◆ What you need to do: Transcribe the listing exactly, leaving out every picture.

====== Dataset rows

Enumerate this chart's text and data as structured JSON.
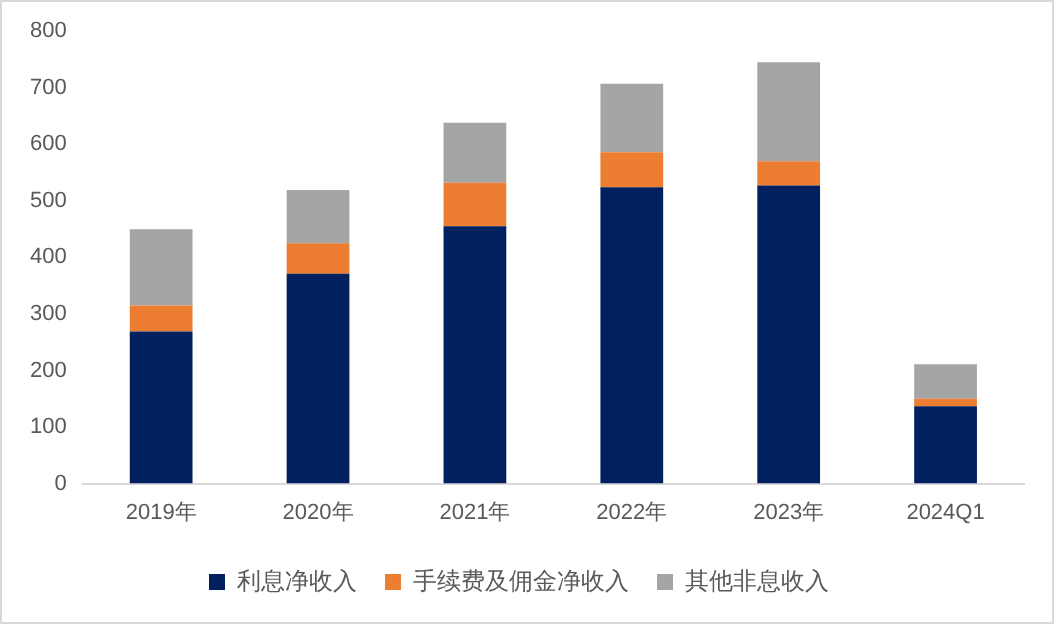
{
  "chart_data": {
    "type": "bar",
    "stacked": true,
    "categories": [
      "2019年",
      "2020年",
      "2021年",
      "2022年",
      "2023年",
      "2024Q1"
    ],
    "series": [
      {
        "name": "利息净收入",
        "color": "#002060",
        "values": [
          269,
          371,
          455,
          524,
          527,
          137
        ]
      },
      {
        "name": "手续费及佣金净收入",
        "color": "#ed7d31",
        "values": [
          46,
          54,
          77,
          62,
          43,
          13
        ]
      },
      {
        "name": "其他非息收入",
        "color": "#a5a5a5",
        "values": [
          135,
          94,
          106,
          121,
          175,
          61
        ]
      }
    ],
    "ylim": [
      0,
      800
    ],
    "yticks": [
      0,
      100,
      200,
      300,
      400,
      500,
      600,
      700,
      800
    ],
    "grid": false,
    "legend": "bottom"
  }
}
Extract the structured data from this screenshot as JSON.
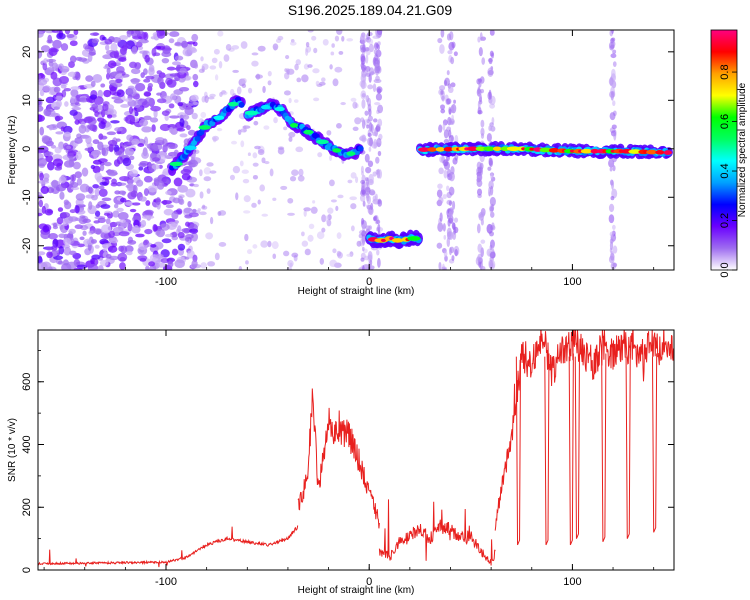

============

◆ Finished task:
Enumerate this chart's text and data as structured JSON.
{
  "chart_data": {
    "type": "bar",
    "stacked": true,
    "categories": [
      "2019年",
      "2020年",
      "2021年",
      "2022年",
      "2023年",
      "2024Q1"
    ],
    "series": [
      {
        "name": "利息净收入",
        "color": "#002060",
        "values": [
          269,
          371,
          455,
          524,
          527,
          137
        ]
      },
      {
        "name": "手续费及佣金净收入",
        "color": "#ed7d31",
        "values": [
          46,
          54,
          77,
          62,
          43,
          13
        ]
      },
      {
        "name": "其他非息收入",
        "color": "#a5a5a5",
        "values": [
          135,
          94,
          106,
          121,
          175,
          61
        ]
      }
    ],
    "ylim": [
      0,
      800
    ],
    "yticks": [
      0,
      100,
      200,
      300,
      400,
      500,
      600,
      700,
      800
    ],
    "grid": false,
    "legend": "bottom"
  }
}
Extract the structured data from this screenshot as JSON.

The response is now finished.